— DIRECTION —
Please say how many lines of the listing hold "最后一片落叶", with no other words in the answer.

☆ ☆ ☆ ☆

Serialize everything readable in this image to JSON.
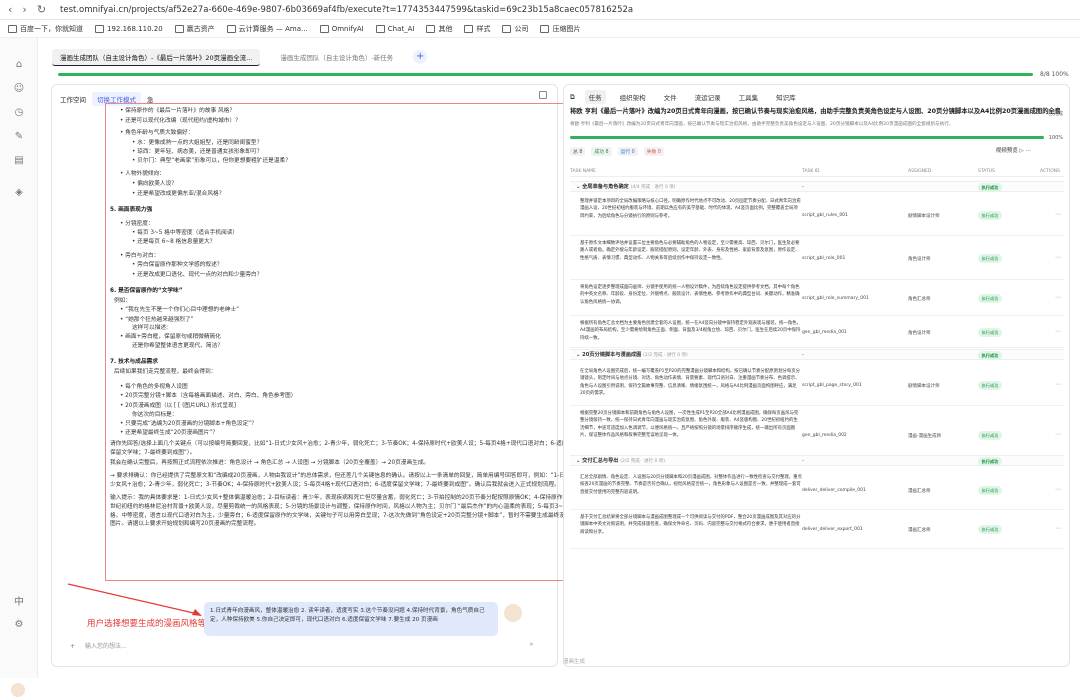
{
  "browser": {
    "url": "test.omnifyai.cn/projects/af52e27a-660e-469e-9807-6b03669af4fb/execute?t=1774353447599&taskid=69c23b15a8caec057816252a",
    "bookmarks": [
      "百度一下，你就知道",
      "192.168.110.20",
      "赢古资产",
      "云计算服务 — Ama...",
      "OmnifyAI",
      "Chat_AI",
      "其他",
      "样式",
      "公司",
      "压缩图片"
    ]
  },
  "tabs": [
    {
      "label": "漫画生成团队（自主设计角色）-《最后一片落叶》20页漫画全流...",
      "active": true
    },
    {
      "label": "漫画生成团队（自主设计角色）-新任务",
      "active": false
    }
  ],
  "progress": {
    "value": 1.0,
    "label": "8/8 100%"
  },
  "left": {
    "workspace_label": "工作空间",
    "mode_label": "切换工作模式",
    "menu_label": "急",
    "doc_lines": [
      "• 保持原作的《最后一片落叶》的故事 风格？",
      "• 还是可以现代化改编（现代纽约/虚构城市）？",
      "• 角色年龄与气质大致偏好：",
      "  • 水：更像成熟一点的大姐姐型，还是同龄闺蜜型？",
      "  • 琼西：更年轻、病态美，还是普通女孩形象即可？",
      "  • 贝尔门：典型“老画家”形象可以，但你更想要粗犷还是温柔？",
      "• 人物外貌倾向：",
      "  • 偏向欧美人设？",
      "  • 还是希望改成更偏东亚/混合风格？",
      "5. 画面表现力强",
      "• 分镜密度：",
      "  • 每页 3~5 格中等密度（适合手机阅读）",
      "  • 还是每页 6~8 格信息量更大？",
      "• 旁白与对白：",
      "  • 旁白保留原作那种文学感的叙述？",
      "  • 还是改成更口语化、现代一点的对白和少量旁白？",
      "6. 是否保留原作的“文学味”",
      "例如：",
      "• “我在先生不是一个你们心目中理想的老绅士”",
      "• “她那个狂热越来越强烈了”",
      "  这样可以描述:",
      "• 画面+旁白框，保留原句或稍微精简化",
      "  还是你希望整体语言更现代、简洁？",
      "7. 技术与成品需求",
      "后续如果我们走完整流程，最终会得到：",
      "• 每个角色的多视角人设图",
      "• 20页完整分镜+脚本（含每格画面描述、对白、旁白、角色参考图）",
      "• 20页漫画成图（以 [ [ (图片URL) 形式呈现]",
      "  你这次的目标是：",
      "• 只要完成“选编为20页漫画的分镜脚本+角色设定”？",
      "• 还是希望最终生成“20页漫画图片”？",
      "请你先回答/选择上面几个关键点（可以按编号简要回复，比如“1-日式少女风+治愈；2-青少年，弱化死亡；3-节奏OK；4-保持原时代+欧美人设；5-每页4格+现代口语对白；6-适度保留文学味；7-最终要到成图”）。",
      "我会在确认完整后，再按照正式流程依次推进：角色设计 → 角色汇总 → 人设图 → 分镜脚本（20页全覆盖）→ 20页漫画生成。",
      "→ 要求排确认：你已经提供了完整原文和“改编成20页漫画，人物由我设计”的总体需求，但还差几个关键信息的确认。请按以上一条清单的回复，简单用编号回答即可，例如：“1-日式少女风+治愈；2-青少年，弱化死亡；3-节奏OK；4-保持原时代+欧美人设；5-每页4格+现代口语对白；6-适度保留文学味；7-最终要到成图”。确认后我就会进入正式规划流程。",
      "输入提示：我的具体要求是：1-日式少女风+整体偏温暖治愈；2-目标读者：青少年，表现疾病和死亡但尽量含蓄，弱化死亡；3-节拍控制的20页节奏分配按照原情OK；4-保持原作20世纪初纽约的格林尼治村背景+欧美人设，尽量剪裁统一的风格表现；5-分镜的场景设计与调整，保持原作时间，风格以人物为主；贝尔门 “最后杰作”的内心温柔的表现；5-每页3~5格，中等密度，语言以现代口语对白为主，少量旁白；6-适度保留原作的文学味，关键句子可以用旁白呈现；7-这次先做到“角色设定+20页完整分镜+脚本”，暂时不需要生成最终漫画图片。请据以上要求开始规划和编写20页漫画的完整流程。"
    ],
    "doc_time": "29s",
    "annotation": "用户选择想要生成的漫画风格等",
    "user_message": "1.日式青年向漫画风，整体温暖治愈 2. 读年读者，适度写实 3.这个节奏没问题 4.保持时代背景，角色气质自己定，人种保持欧美 5.你自己决定即可，现代口语对白 6.适度保留文学味 7.要生成 20 页漫画",
    "input_placeholder": "输入您的想法..."
  },
  "right": {
    "tabs": [
      "任务",
      "组织架构",
      "文件",
      "流运记录",
      "工具集",
      "知识库"
    ],
    "title": "将欧 亨利《最后一片落叶》改编为20页日式青年向漫画，按已确认节奏与现实治愈风格，由助手完整负责美角色设定与人设图、20页分镜脚本以及A4比例20页漫画成图的全套规划与执行。",
    "subtitle": "将欧·亨利《最后一片落叶》改编为20页日式青年向漫画，按已确认节奏与现实治愈风格，由助手完整负责美角色设定与人设图、20页分镜脚本以及A4比例20页漫画成图的全套规划与执行。",
    "save_label": "已完成",
    "progress": {
      "value": 1.0,
      "label": "100%"
    },
    "stats": [
      "总 8",
      "成功 8",
      "运行 0",
      "失败 0"
    ],
    "view_label": "视频预览",
    "columns": [
      "TASK NAME",
      "TASK ID",
      "ASSIGNED",
      "STATUS",
      "ACTIONS"
    ],
    "groups": [
      {
        "name": "全局准备与角色确定",
        "meta": "(4/4 完成 · 进行 0 项)",
        "rows": [
          {
            "desc": "整理并锁定本项目的全局改编策略与核心口径。明确原作时代地点不可改动、20页固定节奏分配、日式青年向治愈漫画人设、20世纪初纽约服装与环境、前期兵色应有的美学基础、时代的体现、A4竖页面比例，完整覆盖全局项目约束，为后续角色与分镜执行的原则与参考。",
            "id": "script_gbl_rules_001",
            "assigned": "剧情脚本设计师",
            "status": "执行成功"
          },
          {
            "desc": "基于原作文本细致评估并设置三位主要角色与必要辅助角色的人物设定，至少需要高、琼西、贝尔门，医生及必要路人或者角。确定外貌与年龄设定、服装搭配原则，设定年龄、外表、身形及性格、家庭背景及氛围，原作设定、性格气质、表情习惯、典型动作、人物关系等后续创作中保持设定一致性。",
            "id": "script_gbl_role_001",
            "assigned": "角色设计师",
            "status": "执行成功"
          },
          {
            "desc": "将角色设定逐步整理成面向画师、分镜手使用的统一人物设计稿件，为后续角色设定提供参考文档，其中每个角色的中英文名称、年龄段、身份定位、外貌特点、服装设计、表情性格、参考原作中的典型台词、关键动作，精准确认角色风格统一协调。",
            "id": "script_gbl_role_summary_001",
            "assigned": "角色汇总师",
            "status": "执行成功"
          },
          {
            "desc": "根据所有角色汇总文档为主要角色创建全套的人设图，统一在A4竖向分镜中保持稳定外观表现与服装，统一角色，A4漫画的布局结构，至少需要绘制角色正面、侧面、背面及3/4视角立绘、琼西、贝尔门，医生在后续20页中保持持续一致。",
            "id": "gen_gbl_media_001",
            "assigned": "角色设计师",
            "status": "执行成功"
          }
        ]
      },
      {
        "name": "20页分镜脚本与漫画成图",
        "meta": "(2/2 完成 · 进行 0 项)",
        "rows": [
          {
            "desc": "在全局角色人设图完成后，统一编写覆盖P1至P20的完整漫画分镜脚本和结构。按已确认节奏分配原则划分每页分镜镜头，制定时间与地点分镜、对话、角色动作表情、背景要素、现代口语对白、注重漫画节奏分布、色调提示、角色与人设图引用说明，保持全篇故事完整、信息清晰、情绪氛围统一，风格与A4比例漫画页面构图呼应，满足20页的需求。",
            "id": "script_gbl_page_story_001",
            "assigned": "剧情脚本设计师",
            "status": "执行成功"
          },
          {
            "desc": "根据完整20页分镜脚本和前期角色与角色人设图，一次性生成P1至P20全部A4比例漫画成图，确保每页画风与完整分镜保持一致，统一保持日式青年向漫画与现实治愈氛围、角色外观、服装、A4竖版构图、20世纪初纽约的生活细节，中途可适度加入色调调节，以便风格统一。且严格按照分镜的场景排序顺序生成，统一输出所有页面图片，保证整体作品风格和叙事完整无误地呈现一体。",
            "id": "gen_gbl_media_002",
            "assigned": "漫画-漫画生成师",
            "status": "执行成功"
          }
        ]
      },
      {
        "name": "交付汇总与导出",
        "meta": "(2/2 完成 · 进行 0 项)",
        "rows": [
          {
            "desc": "汇总全部剧情、角色设定、人设图与20页分镜脚本和20页漫画成图，对整体作品进行一致性检查与交付整理，重点核查20页漫画的节奏完整、节奏是否符合确认，视觉风格是否统一，角色形象与人设图是否一致，并整理成一套可直接交付使用的完整内容说明。",
            "id": "deliver_deliver_compile_001",
            "assigned": "漫画汇总师",
            "status": "执行成功"
          },
          {
            "desc": "基于交付汇总结果将全部分镜脚本与漫画成图整理成一个可供阅读与交付的PDF，整合20页漫画成图及其对应的分镜脚本中英文对照说明，并完成排版检查，确保文件命名、页码、内容完整与交付格式符合要求，便于使用者直接阅读和分享。",
            "id": "deliver_deliver_export_001",
            "assigned": "漫画汇总师",
            "status": "执行成功"
          }
        ]
      }
    ]
  },
  "bottom_tag": "漫画生成"
}
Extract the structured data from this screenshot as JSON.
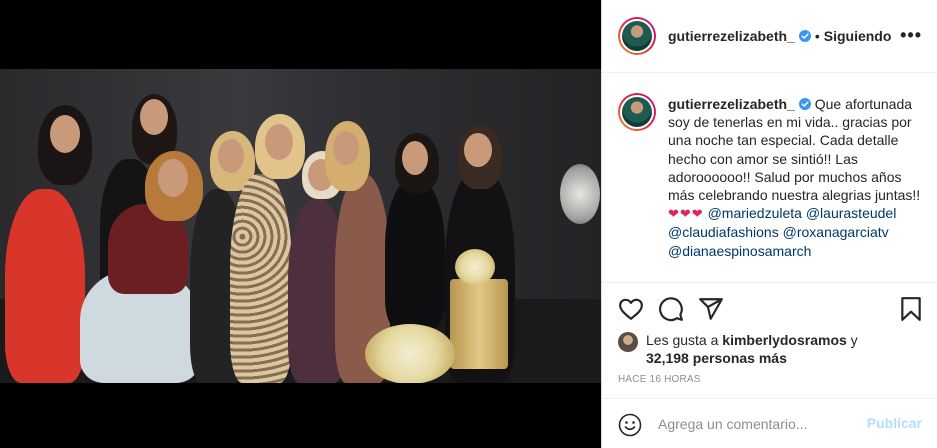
{
  "post": {
    "username": "gutierrezelizabeth_",
    "separator": "•",
    "follow_status": "Siguiendo",
    "more_label": "•••"
  },
  "caption": {
    "username": "gutierrezelizabeth_",
    "text": "Que afortunada soy de tenerlas en mi vida.. gracias por una noche tan especial. Cada detalle hecho con amor se sintió!! Las adoroooooo!! Salud por muchos años más celebrando nuestra alegrias juntas!!",
    "hearts": "❤❤❤",
    "mentions": [
      "@mariedzuleta",
      "@laurasteudel",
      "@claudiafashions",
      "@roxanagarciatv",
      "@dianaespinosamarch"
    ]
  },
  "likes": {
    "prefix": "Les gusta a",
    "user": "kimberlydosramos",
    "conj": "y",
    "count": "32,198 personas más"
  },
  "timestamp": "HACE 16 HORAS",
  "comment_box": {
    "placeholder": "Agrega un comentario...",
    "publish_label": "Publicar"
  },
  "icons": {
    "more": "more-icon",
    "verified": "verified-badge-icon",
    "like": "heart-icon",
    "comment": "comment-icon",
    "share": "share-icon",
    "save": "bookmark-icon",
    "emoji": "emoji-icon"
  },
  "colors": {
    "verified": "#3897f0",
    "mention": "#00376b",
    "publish_disabled": "#b2dffc",
    "muted": "#8e8e8e"
  }
}
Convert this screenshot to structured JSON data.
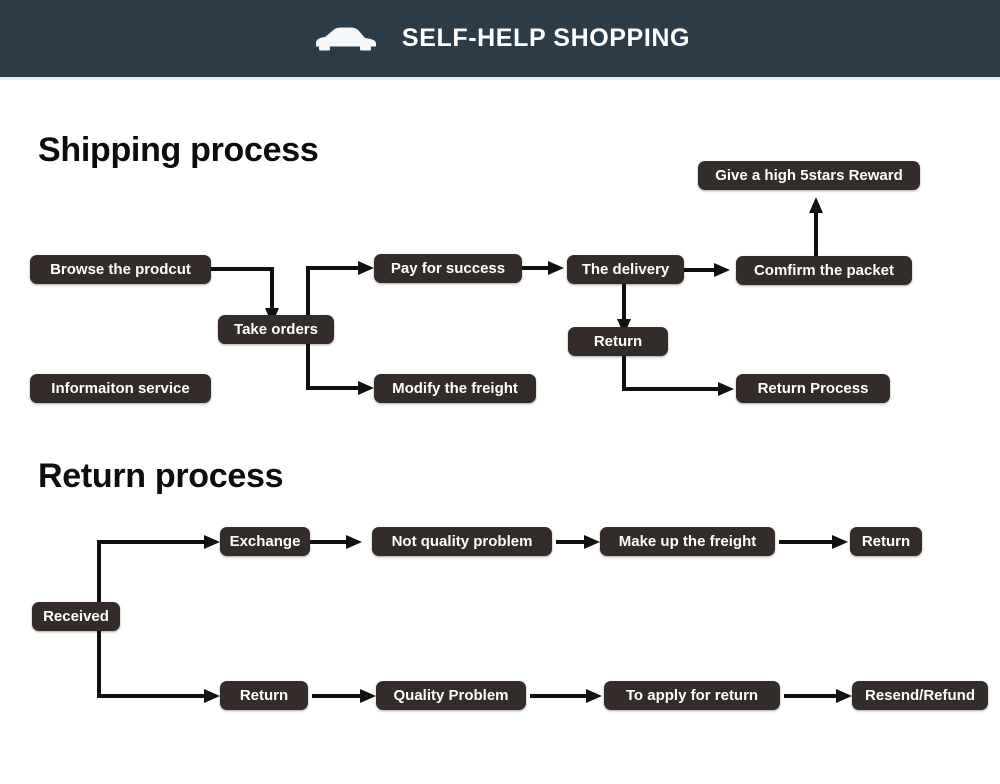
{
  "header": {
    "title": "SELF-HELP SHOPPING",
    "icon": "car-icon",
    "background_color": "#2b3b47",
    "text_color": "#ffffff"
  },
  "theme": {
    "node_color": "#332c28",
    "node_text_color": "#ffffff",
    "connector_color": "#111111",
    "page_background": "#ffffff"
  },
  "sections": [
    {
      "id": "shipping",
      "title": "Shipping process",
      "nodes": [
        {
          "id": "browse",
          "label": "Browse the prodcut"
        },
        {
          "id": "info",
          "label": "Informaiton service"
        },
        {
          "id": "take",
          "label": "Take orders"
        },
        {
          "id": "pay",
          "label": "Pay for success"
        },
        {
          "id": "modify",
          "label": "Modify the freight"
        },
        {
          "id": "delivery",
          "label": "The delivery"
        },
        {
          "id": "return",
          "label": "Return"
        },
        {
          "id": "confirm",
          "label": "Comfirm the packet"
        },
        {
          "id": "reward",
          "label": "Give a high 5stars Reward"
        },
        {
          "id": "retproc",
          "label": "Return Process"
        }
      ]
    },
    {
      "id": "returns",
      "title": "Return process",
      "nodes": [
        {
          "id": "received",
          "label": "Received"
        },
        {
          "id": "exchange",
          "label": "Exchange"
        },
        {
          "id": "notquality",
          "label": "Not quality problem"
        },
        {
          "id": "makeup",
          "label": "Make up the freight"
        },
        {
          "id": "return2",
          "label": "Return"
        },
        {
          "id": "return3",
          "label": "Return"
        },
        {
          "id": "quality",
          "label": "Quality Problem"
        },
        {
          "id": "apply",
          "label": "To apply for return"
        },
        {
          "id": "resend",
          "label": "Resend/Refund"
        }
      ]
    }
  ]
}
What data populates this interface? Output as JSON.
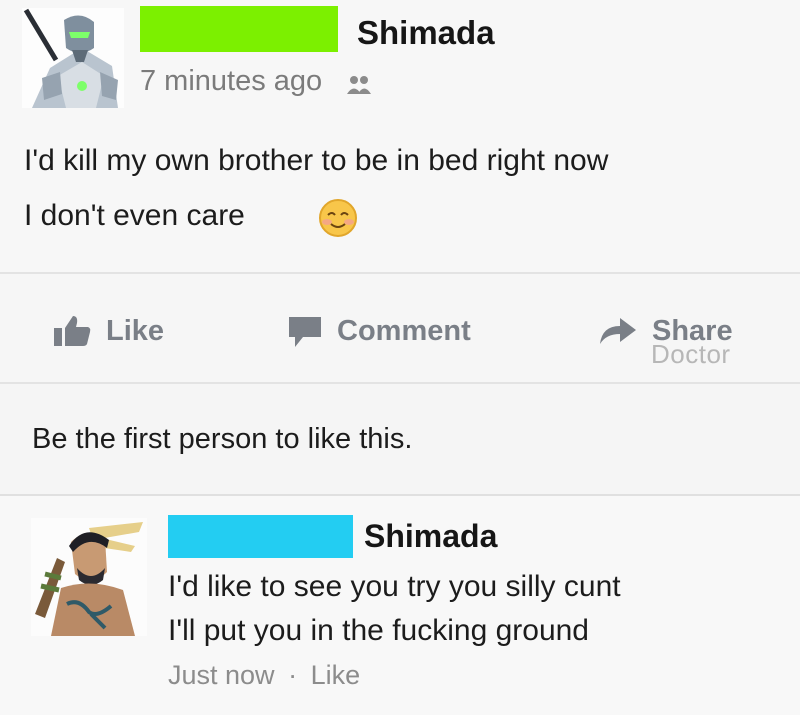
{
  "post": {
    "author_name": "Shimada",
    "name_redaction_color": "#7CF000",
    "timestamp": "7 minutes ago",
    "audience_icon": "friends-icon",
    "lines": [
      "I'd kill my own brother to be in bed right now",
      "I don't even care"
    ],
    "emoji": "smiling-face-emoji"
  },
  "actions": {
    "like_label": "Like",
    "comment_label": "Comment",
    "share_label": "Share",
    "watermark": "Doctor"
  },
  "likes_summary": "Be the first person to like this.",
  "comment": {
    "author_name": "Shimada",
    "name_redaction_color": "#23CDF2",
    "lines": [
      "I'd like to see you try you silly cunt",
      "I'll put you in the fucking ground"
    ],
    "time_label": "Just now",
    "separator": "·",
    "like_label": "Like"
  },
  "colors": {
    "background": "#f4f4f4",
    "action_text": "#7a7f87",
    "meta_text": "#7b7b7b"
  }
}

☆ ☆ ☆ ☆

— WRITTEN RESPONSE —
4